» Texte de l'exercice:
Elle rappelle aussi le scandale du Mediator, responsable de 2000 décès en 30 ans, alors que le tabac en a fait 1,8 millions dans le même temps. Les catastrophes nucléaires de Tchernobyl et Fukushima qui ont fait 4000 victimes pour la première. Le débat est cependant engagé sur la sortie du nucléaire, avec des actions spectaculaires, tandis que personne ne se mobilise pour la sortie du tabac ! « En raison de risques démontrés uniquement expérimentalement et d’ailleurs difficilement, il a été décidé de proscrire le bisphénol A dans les biberons ».
Elle ironise aussi sur les dangers supposés des ondes maléfiques des antennes—relais : « si le risque du téléphone portable était autre que négligeable, une explosion des cancers du cerveau aurait dû être observée ». Et pour elle, « Le gouvernement, sous la pression de lobbies écologistes, a cédé à une peur fantasmatique et interdit la culture des OGM ». De fait, les risques sanitaires des aliments OGM, aussi bien chez les humains que chez les animaux, ne sont pas avérés.
Comparaison n’est pas raison et aussi bien Attali que Perez pratiquent un amalgame hardi.
Sauf erreur, on n’a pas vu de bébés accros au bisphénol A, pas plus que de malades au Mediator. Que des biberons diffusant un produit potentiellement toxique soient retirés de la vente n’est pas surprenant. Qu’un médicament qui, au mieux n’a pratiquement aucun effet et au pire tue, soit interdit, le contraire serait scandaleux.
Si les agriculteurs, avec les OGM, risquent d’être sous dépendance, ce sera une dépendance économique envers les « dealers » (entendez fournisseurs style Monsanto) de semences ; on a même vu les semenciers obtenir la taxation des semences dites de fermes, c’est-à-dire les semences faites à partir de la récolte précédente. Quant aux antennes-relais, il n’est pas impossible qu’il y ait des accros des SMS et des twits parmi les « robins des toits » qui veulent les éradiquer ; comme d’ailleurs, des antinucléaires affirmés protestent contre l’édification d’éoliennes qui polluent leur champ visuel. Mais tout ça n’a rien à voir avec le tabac. Les pro-nucléaires ne se shootent pas à la radio-activité. Dans la balance risques/bénéfice, ils prétendent qu’elle penche nettement du côté bénéfices. A tort ? c’est là le débat !

» Lignes répertoriées:
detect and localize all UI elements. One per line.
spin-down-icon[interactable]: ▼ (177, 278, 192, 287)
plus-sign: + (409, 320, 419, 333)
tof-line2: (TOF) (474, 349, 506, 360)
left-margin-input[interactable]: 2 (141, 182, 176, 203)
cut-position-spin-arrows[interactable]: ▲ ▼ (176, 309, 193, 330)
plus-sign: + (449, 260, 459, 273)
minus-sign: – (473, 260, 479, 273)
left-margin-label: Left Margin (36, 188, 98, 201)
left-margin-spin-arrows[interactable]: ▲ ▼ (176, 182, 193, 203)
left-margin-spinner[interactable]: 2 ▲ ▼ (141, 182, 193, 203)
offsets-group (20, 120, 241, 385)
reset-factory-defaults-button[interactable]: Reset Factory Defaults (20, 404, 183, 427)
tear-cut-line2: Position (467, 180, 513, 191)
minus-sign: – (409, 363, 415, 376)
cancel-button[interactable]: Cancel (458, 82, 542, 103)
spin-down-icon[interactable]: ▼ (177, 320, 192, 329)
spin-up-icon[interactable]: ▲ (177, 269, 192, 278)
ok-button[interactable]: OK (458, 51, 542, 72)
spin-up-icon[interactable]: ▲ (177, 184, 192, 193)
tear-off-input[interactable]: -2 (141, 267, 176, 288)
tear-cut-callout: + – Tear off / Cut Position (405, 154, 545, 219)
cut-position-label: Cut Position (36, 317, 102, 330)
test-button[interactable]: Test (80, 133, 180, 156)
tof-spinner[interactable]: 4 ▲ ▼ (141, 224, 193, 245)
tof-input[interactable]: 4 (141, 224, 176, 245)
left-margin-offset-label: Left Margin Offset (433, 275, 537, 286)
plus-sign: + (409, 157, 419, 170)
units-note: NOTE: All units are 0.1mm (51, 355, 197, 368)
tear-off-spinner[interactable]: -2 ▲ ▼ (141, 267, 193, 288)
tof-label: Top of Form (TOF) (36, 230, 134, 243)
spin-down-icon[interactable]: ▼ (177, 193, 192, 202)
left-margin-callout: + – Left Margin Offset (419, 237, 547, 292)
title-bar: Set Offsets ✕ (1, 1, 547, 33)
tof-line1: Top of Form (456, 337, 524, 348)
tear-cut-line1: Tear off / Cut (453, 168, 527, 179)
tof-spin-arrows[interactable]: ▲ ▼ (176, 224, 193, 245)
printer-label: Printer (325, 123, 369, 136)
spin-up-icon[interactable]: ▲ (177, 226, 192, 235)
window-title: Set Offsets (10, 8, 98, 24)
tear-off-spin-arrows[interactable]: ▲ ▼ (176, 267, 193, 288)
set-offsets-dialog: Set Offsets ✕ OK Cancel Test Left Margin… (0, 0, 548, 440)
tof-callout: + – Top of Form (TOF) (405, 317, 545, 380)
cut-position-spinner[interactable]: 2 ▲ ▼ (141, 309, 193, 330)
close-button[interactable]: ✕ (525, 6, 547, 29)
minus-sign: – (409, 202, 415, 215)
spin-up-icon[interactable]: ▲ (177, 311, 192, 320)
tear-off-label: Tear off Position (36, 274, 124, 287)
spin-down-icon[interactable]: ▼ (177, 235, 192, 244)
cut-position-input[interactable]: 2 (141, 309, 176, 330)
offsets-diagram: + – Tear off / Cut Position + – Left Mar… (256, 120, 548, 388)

» Consigne: Recopiez fidèlement le passage du texte de l'exercice allant de « Si les agriculteurs, avec » jusqu'à « là le débat ! » inclus. Les lignes constituent un matériau indépendant du texte de l'exercice.

» Résultat:
Si les agriculteurs, avec les OGM, risquent d’être sous dépendance, ce sera une dépendance économique envers les « dealers » (entendez fournisseurs style Monsanto) de semences ; on a même vu les semenciers obtenir la taxation des semences dites de fermes, c’est-à-dire les semences faites à partir de la récolte précédente. Quant aux antennes-relais, il n’est pas impossible qu’il y ait des accros des SMS et des twits parmi les « robins des toits » qui veulent les éradiquer ; comme d’ailleurs, des antinucléaires affirmés protestent contre l’édification d’éoliennes qui polluent leur champ visuel. Mais tout ça n’a rien à voir avec le tabac. Les pro-nucléaires ne se shootent pas à la radio-activité. Dans la balance risques/bénéfice, ils prétendent qu’elle penche nettement du côté bénéfices. A tort ? c’est là le débat !